GIVEN EXERCISE =
Write out each line of every row below as a JSON list of strings, one string per line, leaving out blank lines.
--- RECORDED DATA ---
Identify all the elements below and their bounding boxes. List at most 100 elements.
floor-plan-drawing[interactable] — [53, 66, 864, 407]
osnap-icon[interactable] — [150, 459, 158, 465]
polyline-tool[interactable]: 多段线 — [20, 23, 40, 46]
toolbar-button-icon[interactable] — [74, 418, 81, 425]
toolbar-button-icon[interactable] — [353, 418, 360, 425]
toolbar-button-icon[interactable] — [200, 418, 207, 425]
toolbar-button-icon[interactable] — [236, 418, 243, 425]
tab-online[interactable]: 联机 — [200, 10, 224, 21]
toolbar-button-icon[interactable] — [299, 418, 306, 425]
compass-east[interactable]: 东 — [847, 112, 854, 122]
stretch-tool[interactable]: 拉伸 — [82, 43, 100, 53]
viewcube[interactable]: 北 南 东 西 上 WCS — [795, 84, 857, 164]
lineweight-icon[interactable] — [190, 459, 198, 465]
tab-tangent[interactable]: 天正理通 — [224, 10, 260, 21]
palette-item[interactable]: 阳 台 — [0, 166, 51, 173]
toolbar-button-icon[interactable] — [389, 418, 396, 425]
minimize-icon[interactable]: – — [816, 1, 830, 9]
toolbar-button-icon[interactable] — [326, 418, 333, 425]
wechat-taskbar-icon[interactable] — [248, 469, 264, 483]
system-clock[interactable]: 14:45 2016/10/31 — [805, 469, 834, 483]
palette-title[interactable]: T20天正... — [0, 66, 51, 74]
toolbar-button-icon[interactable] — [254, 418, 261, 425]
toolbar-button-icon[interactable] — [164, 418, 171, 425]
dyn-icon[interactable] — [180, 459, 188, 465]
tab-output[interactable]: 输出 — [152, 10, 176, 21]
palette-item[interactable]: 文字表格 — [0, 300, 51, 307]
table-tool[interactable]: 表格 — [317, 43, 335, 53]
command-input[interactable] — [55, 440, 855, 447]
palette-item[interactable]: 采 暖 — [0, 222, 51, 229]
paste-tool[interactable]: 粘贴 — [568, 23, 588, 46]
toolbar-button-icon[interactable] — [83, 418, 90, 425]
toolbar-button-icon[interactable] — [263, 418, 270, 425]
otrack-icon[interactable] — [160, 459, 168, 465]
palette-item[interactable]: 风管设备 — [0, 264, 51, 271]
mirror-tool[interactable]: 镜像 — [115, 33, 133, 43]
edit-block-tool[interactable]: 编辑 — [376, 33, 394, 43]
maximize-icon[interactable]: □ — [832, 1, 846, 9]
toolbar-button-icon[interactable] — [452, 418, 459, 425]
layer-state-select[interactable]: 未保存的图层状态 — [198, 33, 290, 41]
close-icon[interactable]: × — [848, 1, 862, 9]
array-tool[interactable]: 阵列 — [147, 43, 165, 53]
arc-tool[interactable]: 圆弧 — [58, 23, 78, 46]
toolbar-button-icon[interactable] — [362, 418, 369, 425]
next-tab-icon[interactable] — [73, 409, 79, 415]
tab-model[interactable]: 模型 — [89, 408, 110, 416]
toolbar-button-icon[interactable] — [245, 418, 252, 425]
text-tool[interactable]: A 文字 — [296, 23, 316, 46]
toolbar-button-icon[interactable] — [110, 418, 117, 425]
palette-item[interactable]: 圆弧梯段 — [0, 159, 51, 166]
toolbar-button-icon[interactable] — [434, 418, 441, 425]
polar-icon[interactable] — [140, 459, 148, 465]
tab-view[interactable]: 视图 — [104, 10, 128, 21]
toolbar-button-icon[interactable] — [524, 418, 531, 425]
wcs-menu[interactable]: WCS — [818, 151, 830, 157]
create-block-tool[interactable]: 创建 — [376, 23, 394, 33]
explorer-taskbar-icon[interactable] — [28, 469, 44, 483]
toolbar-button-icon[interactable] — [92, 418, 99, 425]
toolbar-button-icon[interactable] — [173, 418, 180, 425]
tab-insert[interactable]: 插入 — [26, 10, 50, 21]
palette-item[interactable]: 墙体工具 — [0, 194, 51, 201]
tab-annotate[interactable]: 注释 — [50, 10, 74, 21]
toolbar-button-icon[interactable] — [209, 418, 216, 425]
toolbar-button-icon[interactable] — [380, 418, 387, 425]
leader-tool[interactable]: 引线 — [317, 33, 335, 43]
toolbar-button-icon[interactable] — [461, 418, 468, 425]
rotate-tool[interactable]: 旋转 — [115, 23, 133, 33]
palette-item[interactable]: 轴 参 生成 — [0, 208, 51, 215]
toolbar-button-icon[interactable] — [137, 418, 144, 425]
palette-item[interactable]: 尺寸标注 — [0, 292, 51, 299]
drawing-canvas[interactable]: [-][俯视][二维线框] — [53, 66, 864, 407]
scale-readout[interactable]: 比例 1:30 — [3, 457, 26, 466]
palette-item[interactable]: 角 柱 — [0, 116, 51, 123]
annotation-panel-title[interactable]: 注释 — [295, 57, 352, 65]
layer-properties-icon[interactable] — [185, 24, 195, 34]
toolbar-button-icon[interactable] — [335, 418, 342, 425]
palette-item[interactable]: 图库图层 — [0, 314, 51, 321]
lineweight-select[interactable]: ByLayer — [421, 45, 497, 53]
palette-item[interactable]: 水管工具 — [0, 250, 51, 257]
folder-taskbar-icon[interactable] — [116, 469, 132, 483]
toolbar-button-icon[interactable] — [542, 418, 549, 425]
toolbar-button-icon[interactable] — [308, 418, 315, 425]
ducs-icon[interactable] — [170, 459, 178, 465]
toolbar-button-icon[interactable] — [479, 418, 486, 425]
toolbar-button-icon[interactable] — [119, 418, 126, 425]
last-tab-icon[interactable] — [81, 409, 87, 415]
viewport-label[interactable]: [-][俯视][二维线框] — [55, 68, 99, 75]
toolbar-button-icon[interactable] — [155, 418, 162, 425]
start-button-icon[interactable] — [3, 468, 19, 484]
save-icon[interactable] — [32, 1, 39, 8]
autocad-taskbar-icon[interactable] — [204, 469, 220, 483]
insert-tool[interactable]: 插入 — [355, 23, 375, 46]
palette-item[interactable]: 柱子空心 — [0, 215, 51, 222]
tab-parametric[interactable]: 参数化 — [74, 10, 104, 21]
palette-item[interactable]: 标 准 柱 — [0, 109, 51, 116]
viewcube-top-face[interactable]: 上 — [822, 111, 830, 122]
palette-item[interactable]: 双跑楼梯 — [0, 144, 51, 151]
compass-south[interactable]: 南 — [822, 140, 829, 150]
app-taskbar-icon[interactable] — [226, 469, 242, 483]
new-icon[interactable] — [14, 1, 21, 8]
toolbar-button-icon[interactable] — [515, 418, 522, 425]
---
EXERCISE RESULT =
[
  "Identify all the elements below and their bounding boxes. List at most 100 elements.",
  "floor-plan-drawing[interactable] — [53, 66, 864, 407]",
  "osnap-icon[interactable] — [150, 459, 158, 465]",
  "polyline-tool[interactable]: 多段线 — [20, 23, 40, 46]",
  "toolbar-button-icon[interactable] — [74, 418, 81, 425]",
  "toolbar-button-icon[interactable] — [353, 418, 360, 425]",
  "toolbar-button-icon[interactable] — [200, 418, 207, 425]",
  "toolbar-button-icon[interactable] — [236, 418, 243, 425]",
  "tab-online[interactable]: 联机 — [200, 10, 224, 21]",
  "toolbar-button-icon[interactable] — [299, 418, 306, 425]",
  "compass-east[interactable]: 东 — [847, 112, 854, 122]",
  "stretch-tool[interactable]: 拉伸 — [82, 43, 100, 53]",
  "viewcube[interactable]: 北 南 东 西 上 WCS — [795, 84, 857, 164]",
  "lineweight-icon[interactable] — [190, 459, 198, 465]",
  "tab-tangent[interactable]: 天正理通 — [224, 10, 260, 21]",
  "palette-item[interactable]: 阳 台 — [0, 166, 51, 173]",
  "toolbar-button-icon[interactable] — [389, 418, 396, 425]",
  "minimize-icon[interactable]: – — [816, 1, 830, 9]",
  "toolbar-button-icon[interactable] — [326, 418, 333, 425]",
  "wechat-taskbar-icon[interactable] — [248, 469, 264, 483]",
  "system-clock[interactable]: 14:45 2016/10/31 — [805, 469, 834, 483]",
  "palette-title[interactable]: T20天正... — [0, 66, 51, 74]",
  "toolbar-button-icon[interactable] — [254, 418, 261, 425]",
  "toolbar-button-icon[interactable] — [164, 418, 171, 425]",
  "dyn-icon[interactable] — [180, 459, 188, 465]",
  "tab-output[interactable]: 输出 — [152, 10, 176, 21]",
  "palette-item[interactable]: 文字表格 — [0, 300, 51, 307]",
  "table-tool[interactable]: 表格 — [317, 43, 335, 53]",
  "command-input[interactable] — [55, 440, 855, 447]",
  "palette-item[interactable]: 采 暖 — [0, 222, 51, 229]",
  "paste-tool[interactable]: 粘贴 — [568, 23, 588, 46]",
  "toolbar-button-icon[interactable] — [83, 418, 90, 425]",
  "toolbar-button-icon[interactable] — [263, 418, 270, 425]",
  "otrack-icon[interactable] — [160, 459, 168, 465]",
  "palette-item[interactable]: 风管设备 — [0, 264, 51, 271]",
  "mirror-tool[interactable]: 镜像 — [115, 33, 133, 43]",
  "edit-block-tool[interactable]: 编辑 — [376, 33, 394, 43]",
  "maximize-icon[interactable]: □ — [832, 1, 846, 9]",
  "toolbar-button-icon[interactable] — [452, 418, 459, 425]",
  "layer-state-select[interactable]: 未保存的图层状态 — [198, 33, 290, 41]",
  "close-icon[interactable]: × — [848, 1, 862, 9]",
  "array-tool[interactable]: 阵列 — [147, 43, 165, 53]",
  "arc-tool[interactable]: 圆弧 — [58, 23, 78, 46]",
  "toolbar-button-icon[interactable] — [362, 418, 369, 425]",
  "next-tab-icon[interactable] — [73, 409, 79, 415]",
  "tab-model[interactable]: 模型 — [89, 408, 110, 416]",
  "toolbar-button-icon[interactable] — [245, 418, 252, 425]",
  "text-tool[interactable]: A 文字 — [296, 23, 316, 46]",
  "toolbar-button-icon[interactable] — [110, 418, 117, 425]",
  "palette-item[interactable]: 圆弧梯段 — [0, 159, 51, 166]",
  "toolbar-button-icon[interactable] — [434, 418, 441, 425]",
  "polar-icon[interactable] — [140, 459, 148, 465]",
  "tab-view[interactable]: 视图 — [104, 10, 128, 21]",
  "toolbar-button-icon[interactable] — [524, 418, 531, 425]",
  "wcs-menu[interactable]: WCS — [818, 151, 830, 157]",
  "create-block-tool[interactable]: 创建 — [376, 23, 394, 33]",
  "explorer-taskbar-icon[interactable] — [28, 469, 44, 483]",
  "toolbar-button-icon[interactable] — [92, 418, 99, 425]",
  "toolbar-button-icon[interactable] — [173, 418, 180, 425]",
  "tab-insert[interactable]: 插入 — [26, 10, 50, 21]",
  "palette-item[interactable]: 墙体工具 — [0, 194, 51, 201]",
  "tab-annotate[interactable]: 注释 — [50, 10, 74, 21]",
  "toolbar-button-icon[interactable] — [209, 418, 216, 425]",
  "toolbar-button-icon[interactable] — [380, 418, 387, 425]",
  "leader-tool[interactable]: 引线 — [317, 33, 335, 43]",
  "toolbar-button-icon[interactable] — [461, 418, 468, 425]",
  "rotate-tool[interactable]: 旋转 — [115, 23, 133, 33]",
  "palette-item[interactable]: 轴 参 生成 — [0, 208, 51, 215]",
  "toolbar-button-icon[interactable] — [137, 418, 144, 425]",
  "palette-item[interactable]: 尺寸标注 — [0, 292, 51, 299]",
  "drawing-canvas[interactable]: [-][俯视][二维线框] — [53, 66, 864, 407]",
  "scale-readout[interactable]: 比例 1:30 — [3, 457, 26, 466]",
  "palette-item[interactable]: 角 柱 — [0, 116, 51, 123]",
  "annotation-panel-title[interactable]: 注释 — [295, 57, 352, 65]",
  "layer-properties-icon[interactable] — [185, 24, 195, 34]",
  "toolbar-button-icon[interactable] — [335, 418, 342, 425]",
  "palette-item[interactable]: 图库图层 — [0, 314, 51, 321]",
  "lineweight-select[interactable]: ByLayer — [421, 45, 497, 53]",
  "palette-item[interactable]: 水管工具 — [0, 250, 51, 257]",
  "folder-taskbar-icon[interactable] — [116, 469, 132, 483]",
  "toolbar-button-icon[interactable] — [542, 418, 549, 425]",
  "toolbar-button-icon[interactable] — [308, 418, 315, 425]",
  "ducs-icon[interactable] — [170, 459, 178, 465]",
  "toolbar-button-icon[interactable] — [479, 418, 486, 425]",
  "toolbar-button-icon[interactable] — [119, 418, 126, 425]",
  "last-tab-icon[interactable] — [81, 409, 87, 415]",
  "viewport-label[interactable]: [-][俯视][二维线框] — [55, 68, 99, 75]",
  "toolbar-button-icon[interactable] — [155, 418, 162, 425]",
  "start-button-icon[interactable] — [3, 468, 19, 484]",
  "save-icon[interactable] — [32, 1, 39, 8]",
  "autocad-taskbar-icon[interactable] — [204, 469, 220, 483]",
  "insert-tool[interactable]: 插入 — [355, 23, 375, 46]",
  "palette-item[interactable]: 柱子空心 — [0, 215, 51, 222]",
  "tab-parametric[interactable]: 参数化 — [74, 10, 104, 21]",
  "palette-item[interactable]: 标 准 柱 — [0, 109, 51, 116]",
  "viewcube-top-face[interactable]: 上 — [822, 111, 830, 122]",
  "palette-item[interactable]: 双跑楼梯 — [0, 144, 51, 151]",
  "compass-south[interactable]: 南 — [822, 140, 829, 150]",
  "app-taskbar-icon[interactable] — [226, 469, 242, 483]",
  "new-icon[interactable] — [14, 1, 21, 8]",
  "toolbar-button-icon[interactable] — [515, 418, 522, 425]"
]